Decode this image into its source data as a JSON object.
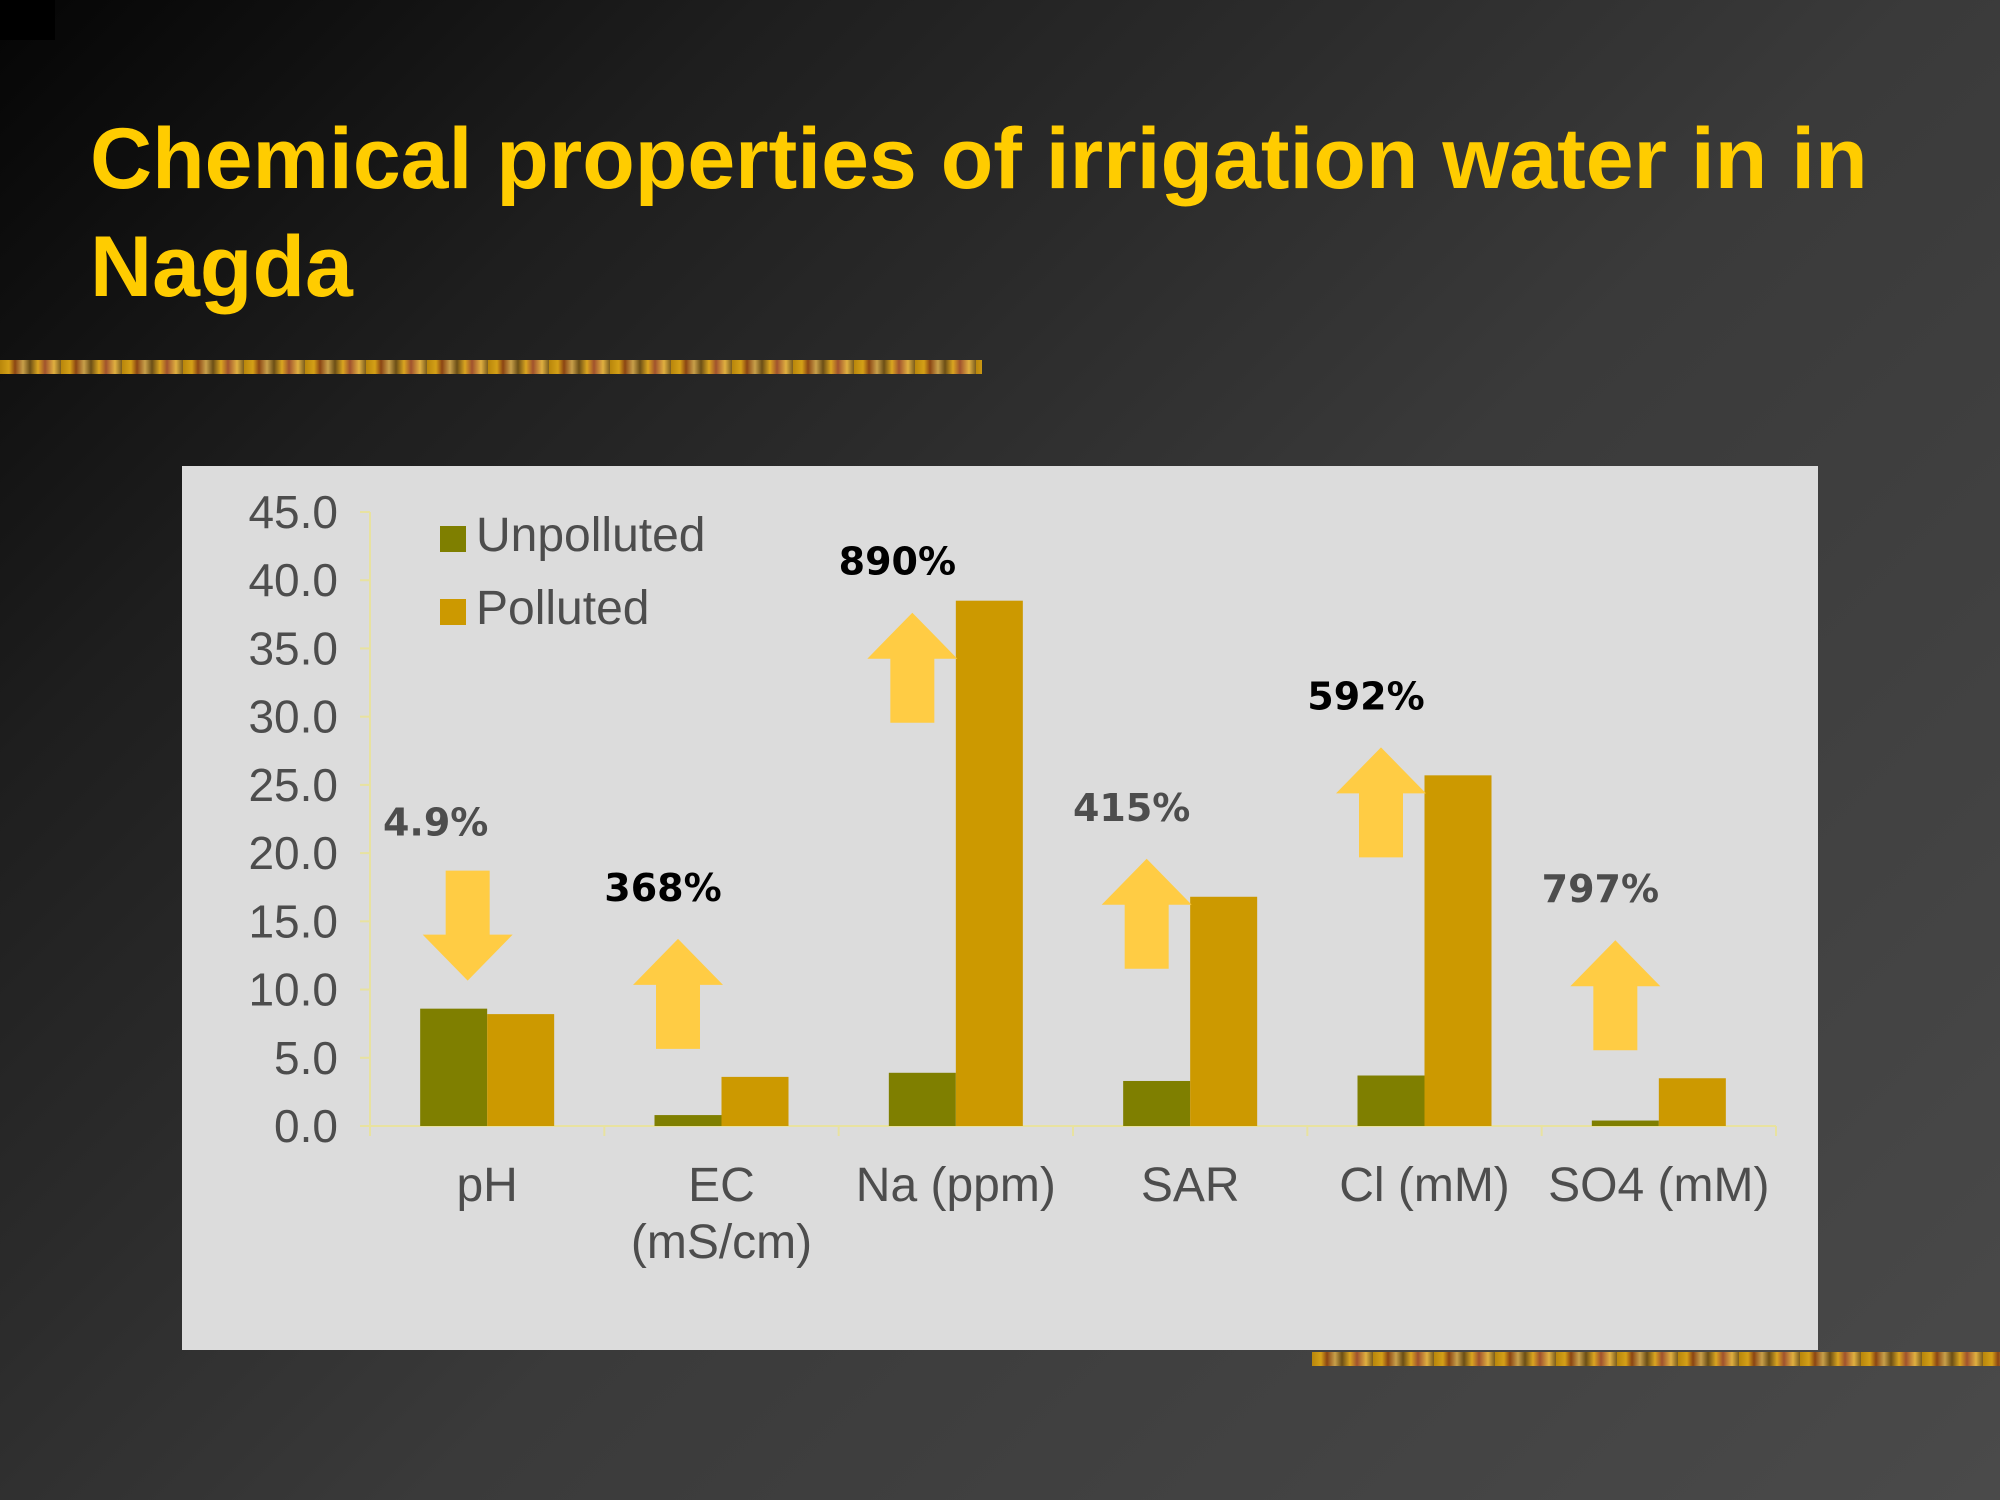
{
  "slide": {
    "title": "Chemical properties of irrigation water in in Nagda"
  },
  "colors": {
    "title": "#ffcc00",
    "unpolluted": "#7f7f00",
    "polluted": "#cc9900",
    "arrow": "#ffcc44",
    "panel": "#dcdcdc",
    "axis": "#e8e2a0"
  },
  "chart_data": {
    "type": "bar",
    "categories": [
      "pH",
      "EC\n(mS/cm)",
      "Na (ppm)",
      "SAR",
      "Cl (mM)",
      "SO4 (mM)"
    ],
    "series": [
      {
        "name": "Unpolluted",
        "values": [
          8.6,
          0.8,
          3.9,
          3.3,
          3.7,
          0.4
        ]
      },
      {
        "name": "Polluted",
        "values": [
          8.2,
          3.6,
          38.5,
          16.8,
          25.7,
          3.5
        ]
      }
    ],
    "ylim": [
      0,
      45
    ],
    "yticks": [
      "0.0",
      "5.0",
      "10.0",
      "15.0",
      "20.0",
      "25.0",
      "30.0",
      "35.0",
      "40.0",
      "45.0"
    ],
    "legend_position": "top-left",
    "grid": false,
    "annotations": [
      {
        "category": "pH",
        "text": "4.9%",
        "direction": "down",
        "color": "#4d4d4d"
      },
      {
        "category": "EC\n(mS/cm)",
        "text": "368%",
        "direction": "up",
        "color": "#000000"
      },
      {
        "category": "Na (ppm)",
        "text": "890%",
        "direction": "up",
        "color": "#000000"
      },
      {
        "category": "SAR",
        "text": "415%",
        "direction": "up",
        "color": "#4d4d4d"
      },
      {
        "category": "Cl (mM)",
        "text": "592%",
        "direction": "up",
        "color": "#000000"
      },
      {
        "category": "SO4 (mM)",
        "text": "797%",
        "direction": "up",
        "color": "#4d4d4d"
      }
    ]
  }
}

::::::::::

EXERCISE PROMPT: Pull out each line of the listing that holds the string "title".

ANSWER TO THIS PROBLEM:
    "title": "Chemical properties of irrigation water in in Nagda"
    "title": "#ffcc00",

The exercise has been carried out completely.